Give back the full listing, character for character, with no pictures.

--- AVAILABLE RECORDS ---

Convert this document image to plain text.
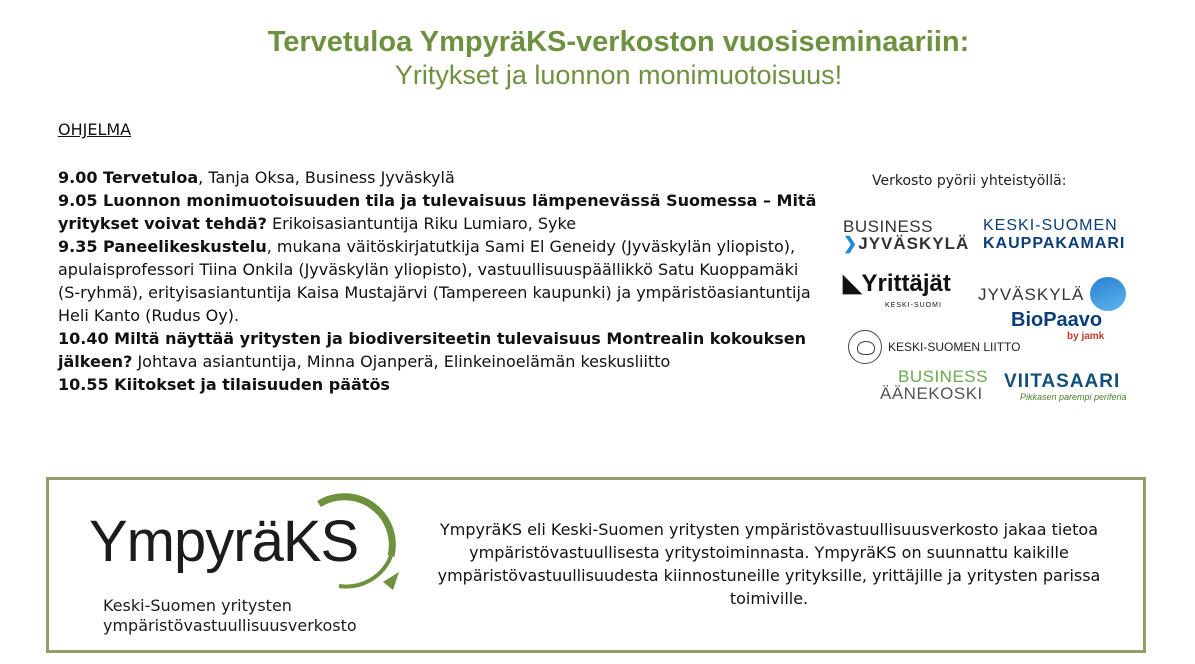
Tervetuloa YmpyräKS-verkoston vuosiseminaariin:
Yritykset ja luonnon monimuotoisuus!
OHJELMA
9.00 Tervetuloa, Tanja Oksa, Business Jyväskylä
9.05 Luonnon monimuotoisuuden tila ja tulevaisuus lämpenevässä Suomessa – Mitä yritykset voivat tehdä? Erikoisasiantuntija Riku Lumiaro, Syke
9.35 Paneelikeskustelu, mukana väitöskirjatutkija Sami El Geneidy (Jyväskylän yliopisto), apulaisprofessori Tiina Onkila (Jyväskylän yliopisto), vastuullisuuspäällikkö Satu Kuoppamäki (S-ryhmä), erityisasiantuntija Kaisa Mustajärvi (Tampereen kaupunki) ja ympäristöasiantuntija Heli Kanto (Rudus Oy).
10.40 Miltä näyttää yritysten ja biodiversiteetin tulevaisuus Montrealin kokouksen jälkeen? Johtava asiantuntija, Minna Ojanperä, Elinkeinoelämän keskusliitto
10.55 Kiitokset ja tilaisuuden päätös
Verkosto pyörii yhteistyöllä:
BUSINESS
❯JYVÄSKYLÄ
KESKI-SUOMEN
KAUPPAKAMARI
◣Yrittäjät
KESKI-SUOMI
JYVÄSKYLÄ
BioPaavo
by jamk
KESKI-SUOMEN LIITTO
BUSINESS
ÄÄNEKOSKI
VIITASAARI
Pikkasen parempi periferia
YmpyräKS
Keski-Suomen yritysten
ympäristövastuullisuusverkosto
YmpyräKS eli Keski-Suomen yritysten ympäristövastuullisuusverkosto jakaa tietoa ympäristövastuullisesta yritystoiminnasta. YmpyräKS on suunnattu kaikille ympäristövastuullisuudesta kiinnostuneille yrityksille, yrittäjille ja yritysten parissa toimiville.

---

TASK SOLUTION:
Convert this document image to plain text.
Tervetuloa YmpyräKS-verkoston vuosiseminaariin:
Yritykset ja luonnon monimuotoisuus!
OHJELMA
9.00 Tervetuloa, Tanja Oksa, Business Jyväskylä
9.05 Luonnon monimuotoisuuden tila ja tulevaisuus lämpenevässä Suomessa – Mitä yritykset voivat tehdä? Erikoisasiantuntija Riku Lumiaro, Syke
9.35 Paneelikeskustelu, mukana väitöskirjatutkija Sami El Geneidy (Jyväskylän yliopisto), apulaisprofessori Tiina Onkila (Jyväskylän yliopisto), vastuullisuuspäällikkö Satu Kuoppamäki (S-ryhmä), erityisasiantuntija Kaisa Mustajärvi (Tampereen kaupunki) ja ympäristöasiantuntija Heli Kanto (Rudus Oy).
10.40 Miltä näyttää yritysten ja biodiversiteetin tulevaisuus Montrealin kokouksen jälkeen? Johtava asiantuntija, Minna Ojanperä, Elinkeinoelämän keskusliitto
10.55 Kiitokset ja tilaisuuden päätös
Verkosto pyörii yhteistyöllä:
BUSINESS
❯JYVÄSKYLÄ
KESKI-SUOMEN
KAUPPAKAMARI
◣Yrittäjät
KESKI-SUOMI
JYVÄSKYLÄ
BioPaavo
by jamk
KESKI-SUOMEN LIITTO
BUSINESS
ÄÄNEKOSKI
VIITASAARI
Pikkasen parempi periferia
YmpyräKS
Keski-Suomen yritysten
ympäristövastuullisuusverkosto
YmpyräKS eli Keski-Suomen yritysten ympäristövastuullisuusverkosto jakaa tietoa ympäristövastuullisesta yritystoiminnasta. YmpyräKS on suunnattu kaikille ympäristövastuullisuudesta kiinnostuneille yrityksille, yrittäjille ja yritysten parissa toimiville.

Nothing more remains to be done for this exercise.